▸ **Written instruction**:
Print the full listing exactly.

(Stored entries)
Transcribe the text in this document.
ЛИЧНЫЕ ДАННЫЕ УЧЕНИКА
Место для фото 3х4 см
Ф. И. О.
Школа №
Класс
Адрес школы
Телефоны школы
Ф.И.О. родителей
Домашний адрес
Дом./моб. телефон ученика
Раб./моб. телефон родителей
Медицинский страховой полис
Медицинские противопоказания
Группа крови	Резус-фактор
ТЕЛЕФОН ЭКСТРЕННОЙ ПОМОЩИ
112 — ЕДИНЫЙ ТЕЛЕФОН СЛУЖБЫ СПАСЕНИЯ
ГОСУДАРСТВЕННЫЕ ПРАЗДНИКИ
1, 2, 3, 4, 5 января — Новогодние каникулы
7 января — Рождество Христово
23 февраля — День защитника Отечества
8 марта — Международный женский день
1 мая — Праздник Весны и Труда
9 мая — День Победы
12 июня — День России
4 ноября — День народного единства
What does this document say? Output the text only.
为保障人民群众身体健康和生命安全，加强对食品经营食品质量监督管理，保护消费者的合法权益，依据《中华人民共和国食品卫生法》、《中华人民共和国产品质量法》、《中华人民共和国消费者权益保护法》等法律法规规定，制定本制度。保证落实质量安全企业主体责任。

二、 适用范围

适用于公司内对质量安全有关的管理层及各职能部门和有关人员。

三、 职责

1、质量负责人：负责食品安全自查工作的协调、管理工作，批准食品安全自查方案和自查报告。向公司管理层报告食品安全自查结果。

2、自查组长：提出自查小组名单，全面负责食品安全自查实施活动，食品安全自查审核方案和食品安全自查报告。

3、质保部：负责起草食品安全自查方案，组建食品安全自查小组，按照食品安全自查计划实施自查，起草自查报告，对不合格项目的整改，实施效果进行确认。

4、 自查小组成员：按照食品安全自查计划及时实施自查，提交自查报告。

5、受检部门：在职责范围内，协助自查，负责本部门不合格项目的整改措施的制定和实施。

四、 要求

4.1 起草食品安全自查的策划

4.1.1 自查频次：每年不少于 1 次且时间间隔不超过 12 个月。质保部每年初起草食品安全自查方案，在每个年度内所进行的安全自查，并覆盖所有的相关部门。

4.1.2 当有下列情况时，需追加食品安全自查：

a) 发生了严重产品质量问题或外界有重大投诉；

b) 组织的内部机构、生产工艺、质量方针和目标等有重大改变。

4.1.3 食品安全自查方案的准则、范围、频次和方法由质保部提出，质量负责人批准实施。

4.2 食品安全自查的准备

▸ **Written reply**:
Transcribe the text in this document.
ЛИЧНЫЕ ДАННЫЕ УЧЕНИКА
Место для фото 3х4 см
Ф. И. О.
Школа №
Класс
Адрес школы
Телефоны школы
Ф.И.О. родителей
Домашний адрес
Дом./моб. телефон ученика
Раб./моб. телефон родителей
Медицинский страховой полис
Медицинские противопоказания
Группа крови	Резус-фактор
ТЕЛЕФОН ЭКСТРЕННОЙ ПОМОЩИ
112 — ЕДИНЫЙ ТЕЛЕФОН СЛУЖБЫ СПАСЕНИЯ
ГОСУДАРСТВЕННЫЕ ПРАЗДНИКИ
1, 2, 3, 4, 5 января — Новогодние каникулы
7 января — Рождество Христово
23 февраля — День защитника Отечества
8 марта — Международный женский день
1 мая — Праздник Весны и Труда
9 мая — День Победы
12 июня — День России
4 ноября — День народного единства
What does this document say? Output the text only.
为保障人民群众身体健康和生命安全，加强对食品经营食品质量监督管理，保护消费者的合法权益，依据《中华人民共和国食品卫生法》、《中华人民共和国产品质量法》、《中华人民共和国消费者权益保护法》等法律法规规定，制定本制度。保证落实质量安全企业主体责任。

二、 适用范围

适用于公司内对质量安全有关的管理层及各职能部门和有关人员。

三、 职责

1、质量负责人：负责食品安全自查工作的协调、管理工作，批准食品安全自查方案和自查报告。向公司管理层报告食品安全自查结果。

2、自查组长：提出自查小组名单，全面负责食品安全自查实施活动，食品安全自查审核方案和食品安全自查报告。

3、质保部：负责起草食品安全自查方案，组建食品安全自查小组，按照食品安全自查计划实施自查，起草自查报告，对不合格项目的整改，实施效果进行确认。

4、 自查小组成员：按照食品安全自查计划及时实施自查，提交自查报告。

5、受检部门：在职责范围内，协助自查，负责本部门不合格项目的整改措施的制定和实施。

四、 要求

4.1 起草食品安全自查的策划

4.1.1 自查频次：每年不少于 1 次且时间间隔不超过 12 个月。质保部每年初起草食品安全自查方案，在每个年度内所进行的安全自查，并覆盖所有的相关部门。

4.1.2 当有下列情况时，需追加食品安全自查：

a) 发生了严重产品质量问题或外界有重大投诉；

b) 组织的内部机构、生产工艺、质量方针和目标等有重大改变。

4.1.3 食品安全自查方案的准则、范围、频次和方法由质保部提出，质量负责人批准实施。

4.2 食品安全自查的准备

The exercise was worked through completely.